What you need to do:
Extract the lines beginning at the one that holds "Output a JSON" and ending at the final line of the material below, keeping them exact and leaving out all pictures.
========================
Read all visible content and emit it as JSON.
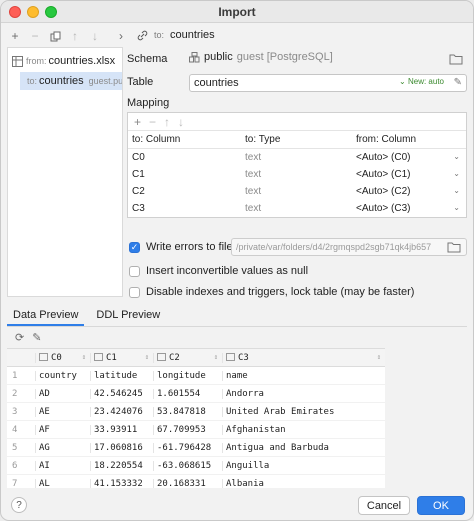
{
  "window": {
    "title": "Import"
  },
  "left_tree": {
    "items": [
      {
        "prefix": "from:",
        "label": "countries.xlsx"
      },
      {
        "prefix": "to:",
        "label": "countries",
        "suffix": "guest.pu"
      }
    ]
  },
  "breadcrumb": {
    "prefix": "to:",
    "label": "countries"
  },
  "schema": {
    "label": "Schema",
    "name": "public",
    "detail": "guest [PostgreSQL]"
  },
  "table": {
    "label": "Table",
    "value": "countries",
    "badge": "New: auto"
  },
  "mapping": {
    "label": "Mapping",
    "headers": [
      "to: Column",
      "to: Type",
      "from: Column"
    ],
    "rows": [
      {
        "to_column": "C0",
        "to_type": "text",
        "from_column": "<Auto> (C0)"
      },
      {
        "to_column": "C1",
        "to_type": "text",
        "from_column": "<Auto> (C1)"
      },
      {
        "to_column": "C2",
        "to_type": "text",
        "from_column": "<Auto> (C2)"
      },
      {
        "to_column": "C3",
        "to_type": "text",
        "from_column": "<Auto> (C3)"
      }
    ]
  },
  "options": {
    "write_errors": {
      "label": "Write errors to file",
      "checked": true,
      "path": "/private/var/folders/d4/2rgmqspd2sgb71qk4jb657"
    },
    "insert_inconvertible": {
      "label": "Insert inconvertible values as null",
      "checked": false
    },
    "disable_indexes": {
      "label": "Disable indexes and triggers, lock table (may be faster)",
      "checked": false
    }
  },
  "tabs": [
    {
      "label": "Data Preview",
      "active": true
    },
    {
      "label": "DDL Preview",
      "active": false
    }
  ],
  "preview": {
    "headers": [
      "C0",
      "C1",
      "C2",
      "C3"
    ],
    "rows": [
      {
        "n": "1",
        "c0": "country",
        "c1": "latitude",
        "c2": "longitude",
        "c3": "name"
      },
      {
        "n": "2",
        "c0": "AD",
        "c1": "42.546245",
        "c2": "1.601554",
        "c3": "Andorra"
      },
      {
        "n": "3",
        "c0": "AE",
        "c1": "23.424076",
        "c2": "53.847818",
        "c3": "United Arab Emirates"
      },
      {
        "n": "4",
        "c0": "AF",
        "c1": "33.93911",
        "c2": "67.709953",
        "c3": "Afghanistan"
      },
      {
        "n": "5",
        "c0": "AG",
        "c1": "17.060816",
        "c2": "-61.796428",
        "c3": "Antigua and Barbuda"
      },
      {
        "n": "6",
        "c0": "AI",
        "c1": "18.220554",
        "c2": "-63.068615",
        "c3": "Anguilla"
      },
      {
        "n": "7",
        "c0": "AL",
        "c1": "41.153332",
        "c2": "20.168331",
        "c3": "Albania"
      }
    ]
  },
  "footer": {
    "help": "?",
    "cancel": "Cancel",
    "ok": "OK"
  }
}
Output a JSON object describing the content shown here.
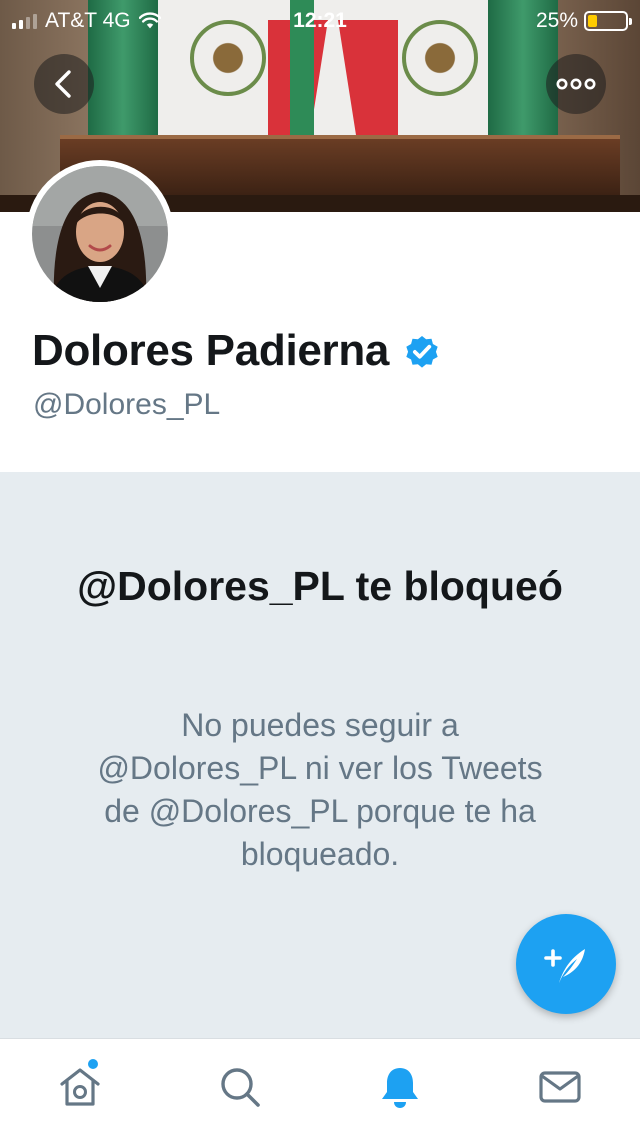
{
  "status_bar": {
    "carrier": "AT&T 4G",
    "time": "12:21",
    "battery": "25%",
    "battery_level": 0.25
  },
  "profile": {
    "name": "Dolores Padierna",
    "handle": "@Dolores_PL",
    "verified": true
  },
  "blocked": {
    "title": "@Dolores_PL te bloqueó",
    "message": "No puedes seguir a @Dolores_PL ni ver los Tweets de @Dolores_PL porque te ha bloqueado."
  },
  "icons": {
    "back": "chevron-left-icon",
    "more": "more-icon",
    "compose": "compose-tweet-icon",
    "home": "home-icon",
    "search": "search-icon",
    "notifications": "bell-icon",
    "messages": "mail-icon"
  },
  "colors": {
    "accent": "#1da1f2",
    "panel_bg": "#e6ecf0",
    "primary_text": "#14171a",
    "secondary_text": "#657786"
  },
  "tabs": {
    "active": "notifications",
    "home_has_badge": true
  }
}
========================
Answer to this task:
Output a JSON object describing the content shown here.
{
  "status_bar": {
    "carrier": "AT&T 4G",
    "time": "12:21",
    "battery": "25%",
    "battery_level": 0.25
  },
  "profile": {
    "name": "Dolores Padierna",
    "handle": "@Dolores_PL",
    "verified": true
  },
  "blocked": {
    "title": "@Dolores_PL te bloqueó",
    "message": "No puedes seguir a @Dolores_PL ni ver los Tweets de @Dolores_PL porque te ha bloqueado."
  },
  "icons": {
    "back": "chevron-left-icon",
    "more": "more-icon",
    "compose": "compose-tweet-icon",
    "home": "home-icon",
    "search": "search-icon",
    "notifications": "bell-icon",
    "messages": "mail-icon"
  },
  "colors": {
    "accent": "#1da1f2",
    "panel_bg": "#e6ecf0",
    "primary_text": "#14171a",
    "secondary_text": "#657786"
  },
  "tabs": {
    "active": "notifications",
    "home_has_badge": true
  }
}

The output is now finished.